**RECORDS FOR THIS EXERCISE:**
● ● ●
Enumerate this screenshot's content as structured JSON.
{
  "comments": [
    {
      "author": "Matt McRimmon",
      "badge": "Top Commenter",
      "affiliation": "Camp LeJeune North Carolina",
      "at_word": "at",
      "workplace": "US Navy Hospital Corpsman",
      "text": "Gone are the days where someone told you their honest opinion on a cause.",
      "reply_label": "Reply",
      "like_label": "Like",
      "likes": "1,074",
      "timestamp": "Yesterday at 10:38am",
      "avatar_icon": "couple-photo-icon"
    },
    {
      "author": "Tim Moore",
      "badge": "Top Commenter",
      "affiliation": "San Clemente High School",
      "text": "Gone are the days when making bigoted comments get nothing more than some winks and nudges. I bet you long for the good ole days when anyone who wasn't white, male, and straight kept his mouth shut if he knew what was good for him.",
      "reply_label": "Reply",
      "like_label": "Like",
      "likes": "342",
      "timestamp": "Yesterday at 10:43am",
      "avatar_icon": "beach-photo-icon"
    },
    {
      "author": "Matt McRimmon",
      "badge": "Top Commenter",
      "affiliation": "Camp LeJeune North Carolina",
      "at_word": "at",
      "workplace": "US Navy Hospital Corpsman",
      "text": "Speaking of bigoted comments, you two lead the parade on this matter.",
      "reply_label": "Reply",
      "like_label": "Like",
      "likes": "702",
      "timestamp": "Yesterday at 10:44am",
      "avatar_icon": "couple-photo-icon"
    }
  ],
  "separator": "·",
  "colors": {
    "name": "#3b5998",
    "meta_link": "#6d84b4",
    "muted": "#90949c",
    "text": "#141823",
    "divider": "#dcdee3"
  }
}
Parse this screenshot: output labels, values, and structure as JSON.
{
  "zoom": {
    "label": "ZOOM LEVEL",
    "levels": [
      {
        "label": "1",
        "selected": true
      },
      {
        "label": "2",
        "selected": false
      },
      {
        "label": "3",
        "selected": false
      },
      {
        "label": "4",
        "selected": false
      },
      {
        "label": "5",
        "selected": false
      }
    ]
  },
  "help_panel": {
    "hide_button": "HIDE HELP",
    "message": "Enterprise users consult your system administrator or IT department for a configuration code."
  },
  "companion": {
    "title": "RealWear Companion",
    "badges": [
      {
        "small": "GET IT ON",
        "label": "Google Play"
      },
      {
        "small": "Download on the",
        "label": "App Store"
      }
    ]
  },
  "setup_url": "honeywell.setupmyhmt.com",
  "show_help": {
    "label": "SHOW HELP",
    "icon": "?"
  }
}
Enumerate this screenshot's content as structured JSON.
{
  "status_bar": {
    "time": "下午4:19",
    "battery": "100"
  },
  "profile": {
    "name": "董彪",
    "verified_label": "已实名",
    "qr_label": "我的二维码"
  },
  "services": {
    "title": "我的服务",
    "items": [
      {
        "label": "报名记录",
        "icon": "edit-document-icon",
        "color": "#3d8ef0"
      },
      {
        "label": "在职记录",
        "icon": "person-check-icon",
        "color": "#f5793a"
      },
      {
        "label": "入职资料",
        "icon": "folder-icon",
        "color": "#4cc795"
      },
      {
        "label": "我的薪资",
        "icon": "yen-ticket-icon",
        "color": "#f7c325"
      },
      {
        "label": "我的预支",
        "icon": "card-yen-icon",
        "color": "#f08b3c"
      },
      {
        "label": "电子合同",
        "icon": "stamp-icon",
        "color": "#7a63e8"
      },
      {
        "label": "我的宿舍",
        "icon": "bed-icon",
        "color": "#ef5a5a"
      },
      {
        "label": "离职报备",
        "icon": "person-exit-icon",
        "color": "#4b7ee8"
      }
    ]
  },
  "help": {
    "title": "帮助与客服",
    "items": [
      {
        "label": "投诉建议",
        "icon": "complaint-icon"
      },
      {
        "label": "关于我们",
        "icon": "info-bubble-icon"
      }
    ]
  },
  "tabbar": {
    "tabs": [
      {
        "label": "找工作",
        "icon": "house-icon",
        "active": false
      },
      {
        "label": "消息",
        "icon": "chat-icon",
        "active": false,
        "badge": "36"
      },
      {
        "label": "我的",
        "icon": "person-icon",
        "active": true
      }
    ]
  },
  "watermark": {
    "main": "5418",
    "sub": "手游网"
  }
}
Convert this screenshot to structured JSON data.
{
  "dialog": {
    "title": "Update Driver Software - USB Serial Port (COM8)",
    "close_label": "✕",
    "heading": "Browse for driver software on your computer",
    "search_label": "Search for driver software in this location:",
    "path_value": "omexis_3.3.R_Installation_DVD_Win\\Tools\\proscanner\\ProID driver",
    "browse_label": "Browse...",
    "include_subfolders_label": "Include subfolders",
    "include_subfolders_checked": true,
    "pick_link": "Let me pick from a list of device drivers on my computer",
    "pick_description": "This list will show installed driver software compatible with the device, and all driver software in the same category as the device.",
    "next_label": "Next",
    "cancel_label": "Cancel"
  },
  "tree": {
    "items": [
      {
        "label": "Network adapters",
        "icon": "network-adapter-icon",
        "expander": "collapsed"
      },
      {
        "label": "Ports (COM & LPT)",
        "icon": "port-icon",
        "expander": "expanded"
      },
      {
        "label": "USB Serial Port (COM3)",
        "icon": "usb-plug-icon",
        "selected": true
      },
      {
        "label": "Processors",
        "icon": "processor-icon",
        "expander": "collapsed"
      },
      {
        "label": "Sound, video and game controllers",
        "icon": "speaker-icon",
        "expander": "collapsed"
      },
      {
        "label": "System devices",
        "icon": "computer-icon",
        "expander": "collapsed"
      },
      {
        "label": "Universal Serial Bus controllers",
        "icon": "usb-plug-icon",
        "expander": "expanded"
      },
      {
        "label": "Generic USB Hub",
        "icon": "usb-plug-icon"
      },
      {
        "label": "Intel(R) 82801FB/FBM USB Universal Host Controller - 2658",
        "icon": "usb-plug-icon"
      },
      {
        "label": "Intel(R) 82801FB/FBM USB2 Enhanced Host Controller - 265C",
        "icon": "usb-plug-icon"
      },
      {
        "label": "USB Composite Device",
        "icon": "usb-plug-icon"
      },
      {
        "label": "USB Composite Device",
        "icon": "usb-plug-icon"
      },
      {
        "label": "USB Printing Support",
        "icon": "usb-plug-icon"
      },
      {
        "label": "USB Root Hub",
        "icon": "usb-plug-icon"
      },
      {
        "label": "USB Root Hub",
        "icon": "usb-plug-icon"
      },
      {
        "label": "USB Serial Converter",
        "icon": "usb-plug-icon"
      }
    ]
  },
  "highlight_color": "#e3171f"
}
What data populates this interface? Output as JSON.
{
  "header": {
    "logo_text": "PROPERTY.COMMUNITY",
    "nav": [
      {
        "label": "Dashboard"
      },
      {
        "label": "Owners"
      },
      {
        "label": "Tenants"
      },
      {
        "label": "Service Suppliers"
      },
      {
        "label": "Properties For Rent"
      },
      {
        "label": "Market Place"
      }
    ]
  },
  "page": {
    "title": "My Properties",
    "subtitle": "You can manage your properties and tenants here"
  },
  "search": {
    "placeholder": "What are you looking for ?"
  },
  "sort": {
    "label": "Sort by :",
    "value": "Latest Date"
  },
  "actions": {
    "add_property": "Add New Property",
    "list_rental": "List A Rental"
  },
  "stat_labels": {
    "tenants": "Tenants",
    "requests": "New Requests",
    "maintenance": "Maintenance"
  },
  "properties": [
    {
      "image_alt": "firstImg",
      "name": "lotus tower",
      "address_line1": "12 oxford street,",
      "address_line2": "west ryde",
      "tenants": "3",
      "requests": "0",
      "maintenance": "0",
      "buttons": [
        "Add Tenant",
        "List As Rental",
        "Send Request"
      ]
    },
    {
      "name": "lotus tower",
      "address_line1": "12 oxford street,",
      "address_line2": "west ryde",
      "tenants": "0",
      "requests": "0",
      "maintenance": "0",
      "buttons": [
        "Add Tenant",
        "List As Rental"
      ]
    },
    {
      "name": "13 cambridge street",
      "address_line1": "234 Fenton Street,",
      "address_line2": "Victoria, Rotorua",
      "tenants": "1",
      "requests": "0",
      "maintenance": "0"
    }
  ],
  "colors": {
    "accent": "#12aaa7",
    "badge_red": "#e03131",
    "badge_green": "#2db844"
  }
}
● ● ●
**STATED GOAL:**
Please extract exactly, and only, the lines from the line containing "What data populates" through the last line of the records.

**ANSWER FOR THE TASK:**
What data populates this interface? Output as JSON.
{
  "header": {
    "logo_text": "PROPERTY.COMMUNITY",
    "nav": [
      {
        "label": "Dashboard"
      },
      {
        "label": "Owners"
      },
      {
        "label": "Tenants"
      },
      {
        "label": "Service Suppliers"
      },
      {
        "label": "Properties For Rent"
      },
      {
        "label": "Market Place"
      }
    ]
  },
  "page": {
    "title": "My Properties",
    "subtitle": "You can manage your properties and tenants here"
  },
  "search": {
    "placeholder": "What are you looking for ?"
  },
  "sort": {
    "label": "Sort by :",
    "value": "Latest Date"
  },
  "actions": {
    "add_property": "Add New Property",
    "list_rental": "List A Rental"
  },
  "stat_labels": {
    "tenants": "Tenants",
    "requests": "New Requests",
    "maintenance": "Maintenance"
  },
  "properties": [
    {
      "image_alt": "firstImg",
      "name": "lotus tower",
      "address_line1": "12 oxford street,",
      "address_line2": "west ryde",
      "tenants": "3",
      "requests": "0",
      "maintenance": "0",
      "buttons": [
        "Add Tenant",
        "List As Rental",
        "Send Request"
      ]
    },
    {
      "name": "lotus tower",
      "address_line1": "12 oxford street,",
      "address_line2": "west ryde",
      "tenants": "0",
      "requests": "0",
      "maintenance": "0",
      "buttons": [
        "Add Tenant",
        "List As Rental"
      ]
    },
    {
      "name": "13 cambridge street",
      "address_line1": "234 Fenton Street,",
      "address_line2": "Victoria, Rotorua",
      "tenants": "1",
      "requests": "0",
      "maintenance": "0"
    }
  ],
  "colors": {
    "accent": "#12aaa7",
    "badge_red": "#e03131",
    "badge_green": "#2db844"
  }
}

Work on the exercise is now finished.